■ PROMPT ■
Can you render the listing as a Markdown table with a Row column for the row number and a Line column for the line, leaving out blank lines?

#### DATASET EXTRACT

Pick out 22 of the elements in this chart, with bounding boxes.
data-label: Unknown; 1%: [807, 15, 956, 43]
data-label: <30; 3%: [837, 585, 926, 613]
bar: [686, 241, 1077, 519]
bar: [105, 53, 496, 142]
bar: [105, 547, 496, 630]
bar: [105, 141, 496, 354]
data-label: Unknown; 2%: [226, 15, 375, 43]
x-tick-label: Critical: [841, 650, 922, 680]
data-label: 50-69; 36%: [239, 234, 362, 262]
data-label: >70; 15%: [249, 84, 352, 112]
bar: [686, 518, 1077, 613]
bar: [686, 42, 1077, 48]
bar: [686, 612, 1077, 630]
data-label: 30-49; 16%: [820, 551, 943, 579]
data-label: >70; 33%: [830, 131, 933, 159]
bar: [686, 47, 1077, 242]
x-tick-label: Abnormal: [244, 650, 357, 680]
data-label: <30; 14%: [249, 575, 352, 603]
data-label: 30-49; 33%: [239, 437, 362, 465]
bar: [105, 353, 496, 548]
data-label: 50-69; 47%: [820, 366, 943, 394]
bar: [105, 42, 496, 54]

########

■ TASK RESULT ■
| Row | Line |
|---|---|
| 1 | Pick out 22 of the elements in this chart, with bounding boxes. |
| 2 | data-label: Unknown; 1%: [807, 15, 956, 43] |
| 3 | data-label: <30; 3%: [837, 585, 926, 613] |
| 4 | bar: [686, 241, 1077, 519] |
| 5 | bar: [105, 53, 496, 142] |
| 6 | bar: [105, 547, 496, 630] |
| 7 | bar: [105, 141, 496, 354] |
| 8 | data-label: Unknown; 2%: [226, 15, 375, 43] |
| 9 | x-tick-label: Critical: [841, 650, 922, 680] |
| 10 | data-label: 50-69; 36%: [239, 234, 362, 262] |
| 11 | data-label: >70; 15%: [249, 84, 352, 112] |
| 12 | bar: [686, 518, 1077, 613] |
| 13 | bar: [686, 42, 1077, 48] |
| 14 | bar: [686, 612, 1077, 630] |
| 15 | data-label: 30-49; 16%: [820, 551, 943, 579] |
| 16 | data-label: >70; 33%: [830, 131, 933, 159] |
| 17 | bar: [686, 47, 1077, 242] |
| 18 | x-tick-label: Abnormal: [244, 650, 357, 680] |
| 19 | data-label: <30; 14%: [249, 575, 352, 603] |
| 20 | data-label: 30-49; 33%: [239, 437, 362, 465] |
| 21 | bar: [105, 353, 496, 548] |
| 22 | data-label: 50-69; 47%: [820, 366, 943, 394] |
| 23 | bar: [105, 42, 496, 54] |